- [CHALLENGE]:
Work through the records below and tally every line containing "время". Reply with the total alone.

- [Data excerpts]:
_ _ _

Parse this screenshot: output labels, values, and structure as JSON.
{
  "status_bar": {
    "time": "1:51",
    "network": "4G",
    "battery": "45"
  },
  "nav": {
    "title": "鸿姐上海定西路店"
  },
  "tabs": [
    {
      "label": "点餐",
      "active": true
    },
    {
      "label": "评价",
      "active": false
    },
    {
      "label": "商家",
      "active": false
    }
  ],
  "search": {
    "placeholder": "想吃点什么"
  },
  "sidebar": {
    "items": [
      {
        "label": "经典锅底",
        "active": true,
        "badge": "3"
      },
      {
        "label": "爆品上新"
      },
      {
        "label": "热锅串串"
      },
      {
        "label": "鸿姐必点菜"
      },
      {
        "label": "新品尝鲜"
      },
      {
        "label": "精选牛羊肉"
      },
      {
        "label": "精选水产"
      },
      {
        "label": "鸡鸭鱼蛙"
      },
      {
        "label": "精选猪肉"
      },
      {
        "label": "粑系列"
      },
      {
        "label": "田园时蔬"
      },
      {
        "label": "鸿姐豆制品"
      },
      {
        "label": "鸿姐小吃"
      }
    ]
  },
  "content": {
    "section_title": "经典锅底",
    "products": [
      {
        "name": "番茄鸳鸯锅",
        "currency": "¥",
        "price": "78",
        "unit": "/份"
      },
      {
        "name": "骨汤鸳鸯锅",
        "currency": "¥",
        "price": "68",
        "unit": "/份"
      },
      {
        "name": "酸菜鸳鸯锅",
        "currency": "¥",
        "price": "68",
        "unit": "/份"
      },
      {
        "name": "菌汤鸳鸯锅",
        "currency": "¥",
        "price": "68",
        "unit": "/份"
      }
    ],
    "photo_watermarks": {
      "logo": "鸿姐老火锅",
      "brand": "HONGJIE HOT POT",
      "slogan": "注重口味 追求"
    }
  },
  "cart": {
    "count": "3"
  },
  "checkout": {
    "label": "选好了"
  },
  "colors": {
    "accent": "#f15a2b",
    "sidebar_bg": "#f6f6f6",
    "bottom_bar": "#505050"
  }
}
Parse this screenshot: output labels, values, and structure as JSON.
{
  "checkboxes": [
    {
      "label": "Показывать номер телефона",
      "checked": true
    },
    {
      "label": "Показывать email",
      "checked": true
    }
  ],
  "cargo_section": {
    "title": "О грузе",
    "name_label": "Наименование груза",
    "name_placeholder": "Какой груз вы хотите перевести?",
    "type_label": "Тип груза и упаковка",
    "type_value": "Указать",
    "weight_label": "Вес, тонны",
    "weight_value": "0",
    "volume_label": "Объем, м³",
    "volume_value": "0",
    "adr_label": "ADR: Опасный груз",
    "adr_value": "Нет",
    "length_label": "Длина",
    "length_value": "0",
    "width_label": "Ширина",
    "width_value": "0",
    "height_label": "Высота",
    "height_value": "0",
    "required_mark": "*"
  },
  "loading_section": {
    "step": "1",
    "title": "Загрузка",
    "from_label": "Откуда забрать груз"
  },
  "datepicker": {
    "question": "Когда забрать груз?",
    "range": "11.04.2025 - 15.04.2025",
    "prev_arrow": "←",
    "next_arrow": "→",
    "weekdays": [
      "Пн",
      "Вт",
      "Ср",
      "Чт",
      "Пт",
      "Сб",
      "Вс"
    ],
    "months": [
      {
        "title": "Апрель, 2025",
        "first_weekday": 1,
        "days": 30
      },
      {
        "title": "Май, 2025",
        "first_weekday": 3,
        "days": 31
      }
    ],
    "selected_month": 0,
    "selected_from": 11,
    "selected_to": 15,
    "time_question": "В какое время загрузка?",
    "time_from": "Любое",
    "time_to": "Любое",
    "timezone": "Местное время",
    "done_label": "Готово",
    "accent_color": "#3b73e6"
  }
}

_ _ _

- [RIGHT ANSWER]:
2